----- Te lezen fragment
10. Alle aan dit Memorandum van overeenstemming gehechte processen-verbaal van overeenstemming en verklaringen maken er integraal deel van uit.

11. De partijen komen overeen dat deze overeenkomst in de vorm van een Memorandum van overeenstemming in werking treedt op de eerste dag van de maand volgende op de datum waarop de partijen elkaar ervan in kennis hebben gesteld dat de daartoe benodigde interne procedures zijn voltooid. In afwachting daarvan wordt zij vanaf 1 december 2001 voorlopig toegepast, op voorwaarde van wederkerigheid.

Voor de Europese Gemeenschap

Voor de Islamitische Republiek Pakistan

BIJLAGE

>RUIMTE VOOR DE TABEL>

PROCES-VERBAAL VAN OVEREENSTEMMING

In het kader van de op 15 oktober 2001 in Brussel geparafeerde overeenkomst in de vorm van een Memorandum van overeenstemming inzake overgangsregelingen op het gebied van de markttoegang voor textiel- en kledingproducten tussen de Europese Gemeenschap en de Islamitische Republiek Pakistan en meer in het bijzonder in verband met punt 4, hebben de partijen laten vastleggen dat zij het erover eens zijn dat onder niet-tarifaire belemmeringen wordt verstaan alle vormen van belemmering van de handel in de sector; niet-tarifaire belemmeringen hebben onder meer betrekking op, doch zijn niet beperkt tot:

- aanvullende rechten op de invoer of verkoop van producten van oorsprong uit de EU die hoger zijn dan de douanerechten die zijn opgenomen in de overeenkomst, of andere heffingen van gelijke werking, die hoger zijn dan dergelijke rechten of heffingen die worden geheven op de productie of verkoop van equivalente binnenlandse goederen;

- technische voorschriften of normen, of regels, procedures of praktijken betreffende conformiteitsbeoordeling of certificering die verder gaan dan de doeleinden waarvoor zij vereist zijn;

- formele of informele minimuminvoerprijzen, of andere regels, procedures of praktijken betreffende de vaststelling van de douanewaarde die tot handelsbelemmeringen leiden;

- regels, procedures of praktijken betreffende inspectie vóór verzending die discriminatoir, niet-transparant, excessief lang zijn of douanecontroles voor de inklaring van goederen voor verzendingen die reeds onderworpen zijn aan inspectie vóór verzending;

- regels, procedures of praktijken betreffende de certificering van de oorsprong van producten die excessief zwaar, kostbaar of arbitrair zijn, of directe verzending van goederen van het land van oorsprong naar het land van bestemming vereisen;

- niet-automatische of discretionaire eisen voor vergunningen, of automatische vergunningsregels, -procedures of -praktijken die een onevenredige last leggen op de invoer of daarop een beperkende werking hebben;

- eisen of praktijken betreffende markering, etikettering, beschrijving of samenstelling van het product of de beschrijving van de vervaardiging van producten, die in hun formulering of in hun toepassing in welke vorm dan ook discriminerend zijn in vergelijking met de regeling voor binnenlandse producten;

- onnodig lange termijnen voor douane-inklaring of excessief zware, onevenredige of kostbare douaneprocedures, met inbegrip van inspectie-eisen, die een onnodige beperkende werking op de invoer hebben;

- subsidies die schade toebrengen aan de textiel- en kledingindustrie van de EU.
----------
----- Ruwe gegevens
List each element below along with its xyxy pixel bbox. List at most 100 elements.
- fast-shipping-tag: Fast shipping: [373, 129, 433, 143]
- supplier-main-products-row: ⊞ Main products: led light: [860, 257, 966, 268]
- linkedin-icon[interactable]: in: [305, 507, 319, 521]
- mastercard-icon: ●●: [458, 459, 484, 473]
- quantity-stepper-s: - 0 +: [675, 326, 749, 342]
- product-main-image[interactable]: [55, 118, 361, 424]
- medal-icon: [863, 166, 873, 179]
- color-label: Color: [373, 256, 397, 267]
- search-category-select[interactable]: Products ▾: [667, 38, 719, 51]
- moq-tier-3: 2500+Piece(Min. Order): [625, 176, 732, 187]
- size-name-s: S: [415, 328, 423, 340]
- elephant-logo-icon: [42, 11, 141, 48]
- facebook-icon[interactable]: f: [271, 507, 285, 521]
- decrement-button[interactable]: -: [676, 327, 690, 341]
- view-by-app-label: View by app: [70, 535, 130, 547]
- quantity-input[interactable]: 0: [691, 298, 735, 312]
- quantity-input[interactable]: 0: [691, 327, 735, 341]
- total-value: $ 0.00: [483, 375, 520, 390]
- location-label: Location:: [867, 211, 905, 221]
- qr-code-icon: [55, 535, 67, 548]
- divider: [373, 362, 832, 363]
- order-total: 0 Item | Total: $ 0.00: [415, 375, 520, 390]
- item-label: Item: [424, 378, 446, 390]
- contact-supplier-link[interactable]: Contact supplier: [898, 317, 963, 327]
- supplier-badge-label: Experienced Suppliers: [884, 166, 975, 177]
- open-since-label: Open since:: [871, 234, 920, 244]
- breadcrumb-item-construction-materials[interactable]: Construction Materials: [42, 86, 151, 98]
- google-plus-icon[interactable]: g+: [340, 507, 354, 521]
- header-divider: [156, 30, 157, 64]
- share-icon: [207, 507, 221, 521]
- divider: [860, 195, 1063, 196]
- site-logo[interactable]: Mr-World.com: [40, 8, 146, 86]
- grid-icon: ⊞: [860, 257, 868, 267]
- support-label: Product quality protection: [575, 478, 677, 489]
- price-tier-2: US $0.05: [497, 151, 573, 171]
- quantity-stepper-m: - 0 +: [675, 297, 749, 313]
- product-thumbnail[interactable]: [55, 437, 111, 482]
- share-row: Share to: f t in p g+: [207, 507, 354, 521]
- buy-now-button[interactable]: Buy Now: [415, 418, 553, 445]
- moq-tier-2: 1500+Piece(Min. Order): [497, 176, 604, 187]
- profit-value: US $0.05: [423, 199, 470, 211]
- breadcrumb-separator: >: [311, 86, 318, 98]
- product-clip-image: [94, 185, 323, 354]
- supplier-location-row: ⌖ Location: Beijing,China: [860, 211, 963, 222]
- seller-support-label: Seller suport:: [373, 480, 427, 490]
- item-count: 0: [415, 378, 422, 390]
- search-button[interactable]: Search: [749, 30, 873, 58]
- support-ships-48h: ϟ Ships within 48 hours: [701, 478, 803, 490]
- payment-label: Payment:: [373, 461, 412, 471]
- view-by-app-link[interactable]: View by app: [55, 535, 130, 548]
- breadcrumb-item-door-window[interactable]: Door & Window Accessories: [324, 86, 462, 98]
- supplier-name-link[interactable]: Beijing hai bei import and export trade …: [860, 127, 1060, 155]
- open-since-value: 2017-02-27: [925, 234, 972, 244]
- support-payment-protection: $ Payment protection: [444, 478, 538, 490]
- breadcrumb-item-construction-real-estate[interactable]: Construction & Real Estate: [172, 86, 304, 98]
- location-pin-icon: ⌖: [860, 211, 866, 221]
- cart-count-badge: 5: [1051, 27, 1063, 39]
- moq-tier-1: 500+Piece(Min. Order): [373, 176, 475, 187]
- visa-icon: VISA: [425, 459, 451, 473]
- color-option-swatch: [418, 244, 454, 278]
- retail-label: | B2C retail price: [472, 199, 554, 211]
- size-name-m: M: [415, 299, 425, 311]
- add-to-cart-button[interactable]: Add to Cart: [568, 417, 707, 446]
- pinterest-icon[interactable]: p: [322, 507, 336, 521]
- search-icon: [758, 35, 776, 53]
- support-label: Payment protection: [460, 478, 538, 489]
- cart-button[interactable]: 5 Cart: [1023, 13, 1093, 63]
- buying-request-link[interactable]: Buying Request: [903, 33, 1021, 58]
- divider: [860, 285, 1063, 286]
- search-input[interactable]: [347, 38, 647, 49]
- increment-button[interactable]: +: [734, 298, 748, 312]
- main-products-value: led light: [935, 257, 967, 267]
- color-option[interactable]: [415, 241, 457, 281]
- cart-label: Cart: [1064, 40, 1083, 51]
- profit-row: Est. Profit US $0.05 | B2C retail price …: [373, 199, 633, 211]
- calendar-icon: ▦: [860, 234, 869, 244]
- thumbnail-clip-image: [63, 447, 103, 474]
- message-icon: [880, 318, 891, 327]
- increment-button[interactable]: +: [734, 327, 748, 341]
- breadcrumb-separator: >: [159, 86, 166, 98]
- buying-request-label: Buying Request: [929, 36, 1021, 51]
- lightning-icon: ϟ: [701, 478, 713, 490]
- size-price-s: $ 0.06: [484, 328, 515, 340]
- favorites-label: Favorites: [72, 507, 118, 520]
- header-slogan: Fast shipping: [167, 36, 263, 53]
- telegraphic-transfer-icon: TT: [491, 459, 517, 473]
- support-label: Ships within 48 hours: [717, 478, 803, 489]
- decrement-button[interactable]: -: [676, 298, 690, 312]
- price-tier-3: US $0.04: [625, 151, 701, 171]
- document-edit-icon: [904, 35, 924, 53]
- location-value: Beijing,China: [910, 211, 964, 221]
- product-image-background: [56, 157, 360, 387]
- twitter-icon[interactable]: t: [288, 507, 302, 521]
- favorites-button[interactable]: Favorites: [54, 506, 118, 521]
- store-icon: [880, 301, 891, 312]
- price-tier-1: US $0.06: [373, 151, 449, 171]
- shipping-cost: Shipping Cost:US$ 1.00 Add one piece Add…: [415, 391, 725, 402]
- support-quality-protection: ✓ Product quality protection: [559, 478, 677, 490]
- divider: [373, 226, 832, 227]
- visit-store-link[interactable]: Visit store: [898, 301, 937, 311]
----------
• Vragen
1. Vat de alinea die in het fragment begint met "11. De partijen komen overeen" korter samen en laat de belangrijkste feiten staan.
2. Schrijf het stuk van "- onnodig lange" tot en met "kledingindustrie van de EU." letterlijk over uit het fragment.
3. Waar en op welke datum is de overeenkomst volgens het fragment geparafeerd?

• Antwoorden
1. De overeenkomst treedt in werking op de eerste dag van de maand na de datum waarop de partijen elkaar hebben laten weten dat hun interne procedures zijn afgerond. Tot die tijd wordt zij vanaf 1 december 2001 voorlopig toegepast, op voorwaarde van wederkerigheid.

2.
- onnodig lange termijnen voor douane-inklaring of excessief zware, onevenredige of kostbare douaneprocedures, met inbegrip van inspectie-eisen, die een onnodige beperkende werking op de invoer hebben;

- subsidies die schade toebrengen aan de textiel- en kledingindustrie van de EU.

3. In Brussel, op 15 oktober 2001.